To do: Reproduce all of the data below without alteration; exclude every picture.

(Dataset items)
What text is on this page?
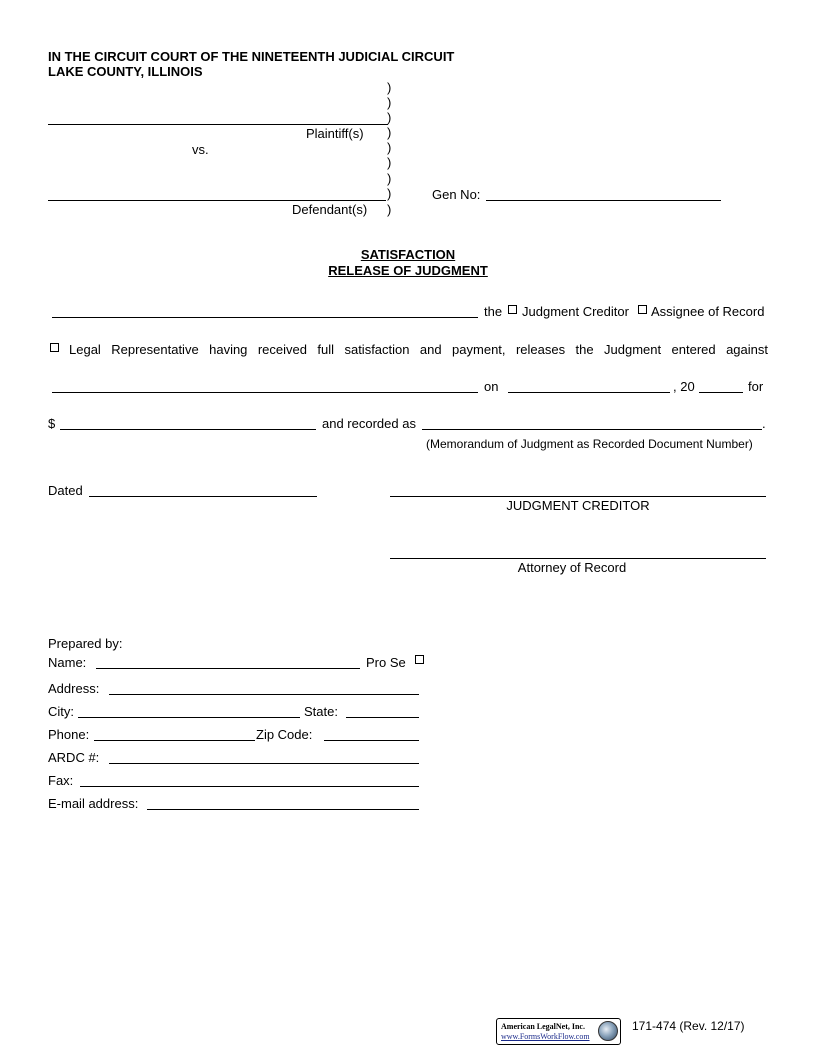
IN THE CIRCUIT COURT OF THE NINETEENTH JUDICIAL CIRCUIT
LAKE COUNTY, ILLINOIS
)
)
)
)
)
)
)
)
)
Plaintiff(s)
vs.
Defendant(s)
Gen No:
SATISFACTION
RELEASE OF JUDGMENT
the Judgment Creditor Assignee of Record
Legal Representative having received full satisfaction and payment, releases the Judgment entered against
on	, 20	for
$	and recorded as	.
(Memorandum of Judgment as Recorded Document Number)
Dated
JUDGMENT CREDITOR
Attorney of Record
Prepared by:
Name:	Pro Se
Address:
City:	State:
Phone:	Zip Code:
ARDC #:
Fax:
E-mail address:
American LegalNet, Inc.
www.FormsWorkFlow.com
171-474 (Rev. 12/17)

Written answer:
What text is on this page?
IN THE CIRCUIT COURT OF THE NINETEENTH JUDICIAL CIRCUIT
LAKE COUNTY, ILLINOIS
)
)
)
)
)
)
)
)
)
Plaintiff(s)
vs.
Defendant(s)
Gen No:
SATISFACTION
RELEASE OF JUDGMENT
the Judgment Creditor Assignee of Record
Legal Representative having received full satisfaction and payment, releases the Judgment entered against
on	, 20	for
$	and recorded as	.
(Memorandum of Judgment as Recorded Document Number)
Dated
JUDGMENT CREDITOR
Attorney of Record
Prepared by:
Name:	Pro Se
Address:
City:	State:
Phone:	Zip Code:
ARDC #:
Fax:
E-mail address:
American LegalNet, Inc.
www.FormsWorkFlow.com
171-474 (Rev. 12/17)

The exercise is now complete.